• [DATA FOR THE TASK]
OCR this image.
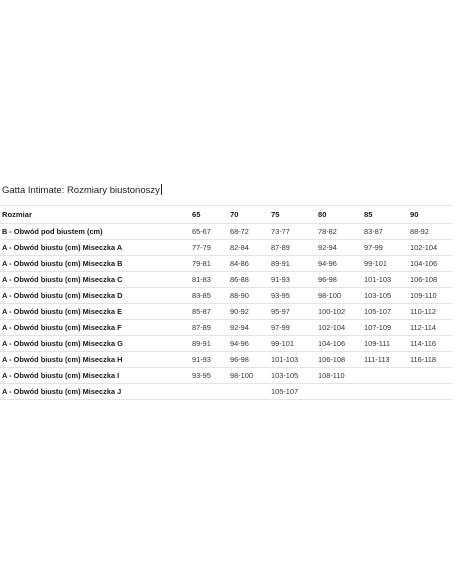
Gatta Intimate: Rozmiary biustonoszy
Rozmiar	65	70	75	80	85	90
B - Obwód pod biustem (cm)	65-67	68-72	73-77	78-82	83-87	88-92
A - Obwód biustu (cm) Miseczka A	77-79	82-84	87-89	92-94	97-99	102-104
A - Obwód biustu (cm) Miseczka B	79-81	84-86	89-91	94-96	99-101	104-106
A - Obwód biustu (cm) Miseczka C	81-83	86-88	91-93	96-98	101-103	106-108
A - Obwód biustu (cm) Miseczka D	83-85	88-90	93-95	98-100	103-105	109-110
A - Obwód biustu (cm) Miseczka E	85-87	90-92	95-97	100-102	105-107	110-112
A - Obwód biustu (cm) Miseczka F	87-89	92-94	97-99	102-104	107-109	112-114
A - Obwód biustu (cm) Miseczka G	89-91	94-96	99-101	104-106	109-111	114-116
A - Obwód biustu (cm) Miseczka H	91-93	96-98	101-103	106-108	111-113	116-118
A - Obwód biustu (cm) Miseczka I	93-95	98-100	103-105	108-110		
A - Obwód biustu (cm) Miseczka J			105-107			
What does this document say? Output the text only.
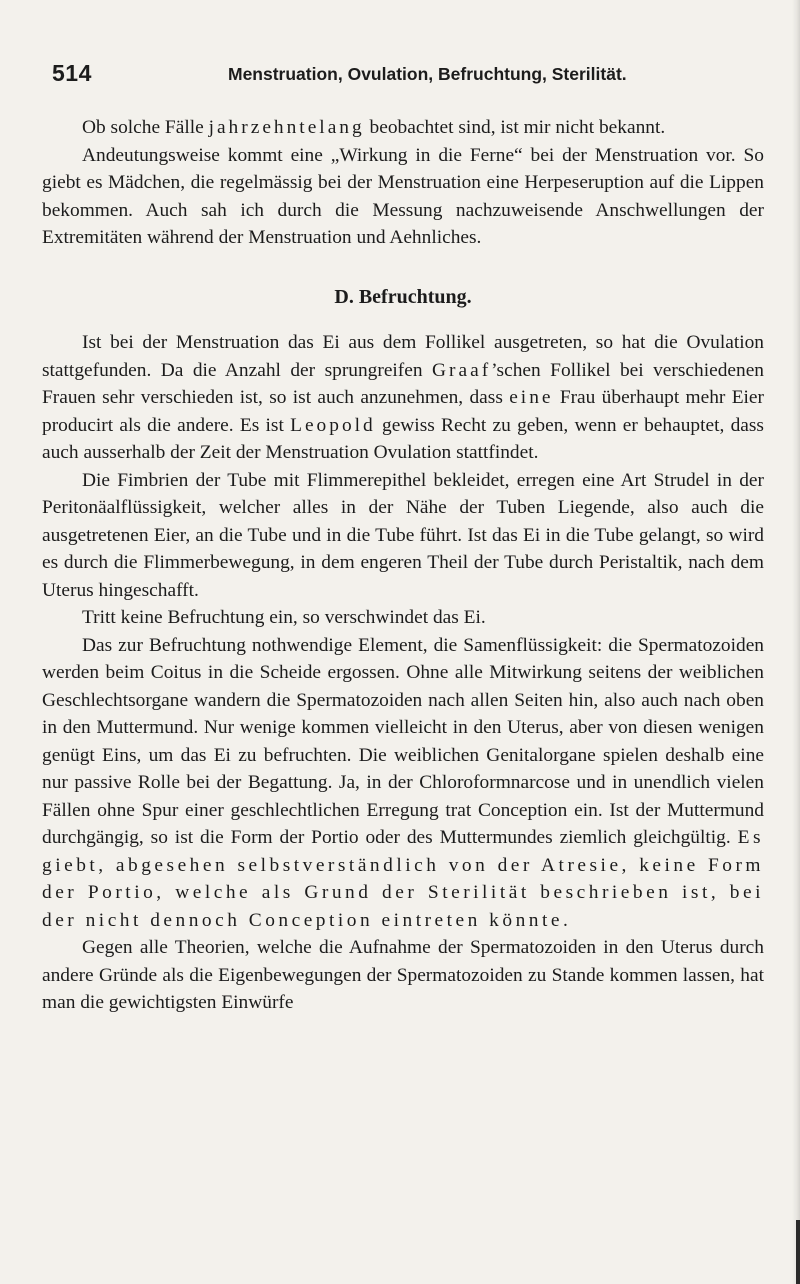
514	Menstruation, Ovulation, Befruchtung, Sterilität.

Ob solche Fälle jahrzehntelang beobachtet sind, ist mir nicht bekannt.

Andeutungsweise kommt eine „Wirkung in die Ferne“ bei der Menstruation vor. So giebt es Mädchen, die regelmässig bei der Menstruation eine Herpeseruption auf die Lippen bekommen. Auch sah ich durch die Messung nachzuweisende Anschwellungen der Extremitäten während der Menstruation und Aehnliches.

D. Befruchtung.

Ist bei der Menstruation das Ei aus dem Follikel ausgetreten, so hat die Ovulation stattgefunden. Da die Anzahl der sprungreifen Graaf’schen Follikel bei verschiedenen Frauen sehr verschieden ist, so ist auch anzunehmen, dass eine Frau überhaupt mehr Eier producirt als die andere. Es ist Leopold gewiss Recht zu geben, wenn er behauptet, dass auch ausserhalb der Zeit der Menstruation Ovulation stattfindet.

Die Fimbrien der Tube mit Flimmerepithel bekleidet, erregen eine Art Strudel in der Peritonäalflüssigkeit, welcher alles in der Nähe der Tuben Liegende, also auch die ausgetretenen Eier, an die Tube und in die Tube führt. Ist das Ei in die Tube gelangt, so wird es durch die Flimmerbewegung, in dem engeren Theil der Tube durch Peristaltik, nach dem Uterus hingeschafft.

Tritt keine Befruchtung ein, so verschwindet das Ei.

Das zur Befruchtung nothwendige Element, die Samenflüssigkeit: die Spermatozoiden werden beim Coitus in die Scheide ergossen. Ohne alle Mitwirkung seitens der weiblichen Geschlechtsorgane wandern die Spermatozoiden nach allen Seiten hin, also auch nach oben in den Muttermund. Nur wenige kommen vielleicht in den Uterus, aber von diesen wenigen genügt Eins, um das Ei zu befruchten. Die weiblichen Genitalorgane spielen deshalb eine nur passive Rolle bei der Begattung. Ja, in der Chloroformnarcose und in unendlich vielen Fällen ohne Spur einer geschlechtlichen Erregung trat Conception ein. Ist der Muttermund durchgängig, so ist die Form der Portio oder des Muttermundes ziemlich gleichgültig. Es giebt, abgesehen selbstverständlich von der Atresie, keine Form der Portio, welche als Grund der Sterilität beschrieben ist, bei der nicht dennoch Conception eintreten könnte.

Gegen alle Theorien, welche die Aufnahme der Spermatozoiden in den Uterus durch andere Gründe als die Eigenbewegungen der Spermatozoiden zu Stande kommen lassen, hat man die gewichtigsten Einwürfe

• [WHAT YOU ARE ASKED TO DO] Write the lines above out again exactly, without any of their pictures.

• [RESPONSE]
OCR this image.
Gatta Intimate: Rozmiary biustonoszy
Rozmiar	65	70	75	80	85	90
B - Obwód pod biustem (cm)	65-67	68-72	73-77	78-82	83-87	88-92
A - Obwód biustu (cm) Miseczka A	77-79	82-84	87-89	92-94	97-99	102-104
A - Obwód biustu (cm) Miseczka B	79-81	84-86	89-91	94-96	99-101	104-106
A - Obwód biustu (cm) Miseczka C	81-83	86-88	91-93	96-98	101-103	106-108
A - Obwód biustu (cm) Miseczka D	83-85	88-90	93-95	98-100	103-105	109-110
A - Obwód biustu (cm) Miseczka E	85-87	90-92	95-97	100-102	105-107	110-112
A - Obwód biustu (cm) Miseczka F	87-89	92-94	97-99	102-104	107-109	112-114
A - Obwód biustu (cm) Miseczka G	89-91	94-96	99-101	104-106	109-111	114-116
A - Obwód biustu (cm) Miseczka H	91-93	96-98	101-103	106-108	111-113	116-118
A - Obwód biustu (cm) Miseczka I	93-95	98-100	103-105	108-110		
A - Obwód biustu (cm) Miseczka J			105-107			
What does this document say? Output the text only.
514	Menstruation, Ovulation, Befruchtung, Sterilität.

Ob solche Fälle jahrzehntelang beobachtet sind, ist mir nicht bekannt.

Andeutungsweise kommt eine „Wirkung in die Ferne“ bei der Menstruation vor. So giebt es Mädchen, die regelmässig bei der Menstruation eine Herpeseruption auf die Lippen bekommen. Auch sah ich durch die Messung nachzuweisende Anschwellungen der Extremitäten während der Menstruation und Aehnliches.

D. Befruchtung.

Ist bei der Menstruation das Ei aus dem Follikel ausgetreten, so hat die Ovulation stattgefunden. Da die Anzahl der sprungreifen Graaf’schen Follikel bei verschiedenen Frauen sehr verschieden ist, so ist auch anzunehmen, dass eine Frau überhaupt mehr Eier producirt als die andere. Es ist Leopold gewiss Recht zu geben, wenn er behauptet, dass auch ausserhalb der Zeit der Menstruation Ovulation stattfindet.

Die Fimbrien der Tube mit Flimmerepithel bekleidet, erregen eine Art Strudel in der Peritonäalflüssigkeit, welcher alles in der Nähe der Tuben Liegende, also auch die ausgetretenen Eier, an die Tube und in die Tube führt. Ist das Ei in die Tube gelangt, so wird es durch die Flimmerbewegung, in dem engeren Theil der Tube durch Peristaltik, nach dem Uterus hingeschafft.

Tritt keine Befruchtung ein, so verschwindet das Ei.

Das zur Befruchtung nothwendige Element, die Samenflüssigkeit: die Spermatozoiden werden beim Coitus in die Scheide ergossen. Ohne alle Mitwirkung seitens der weiblichen Geschlechtsorgane wandern die Spermatozoiden nach allen Seiten hin, also auch nach oben in den Muttermund. Nur wenige kommen vielleicht in den Uterus, aber von diesen wenigen genügt Eins, um das Ei zu befruchten. Die weiblichen Genitalorgane spielen deshalb eine nur passive Rolle bei der Begattung. Ja, in der Chloroformnarcose und in unendlich vielen Fällen ohne Spur einer geschlechtlichen Erregung trat Conception ein. Ist der Muttermund durchgängig, so ist die Form der Portio oder des Muttermundes ziemlich gleichgültig. Es giebt, abgesehen selbstverständlich von der Atresie, keine Form der Portio, welche als Grund der Sterilität beschrieben ist, bei der nicht dennoch Conception eintreten könnte.

Gegen alle Theorien, welche die Aufnahme der Spermatozoiden in den Uterus durch andere Gründe als die Eigenbewegungen der Spermatozoiden zu Stande kommen lassen, hat man die gewichtigsten Einwürfe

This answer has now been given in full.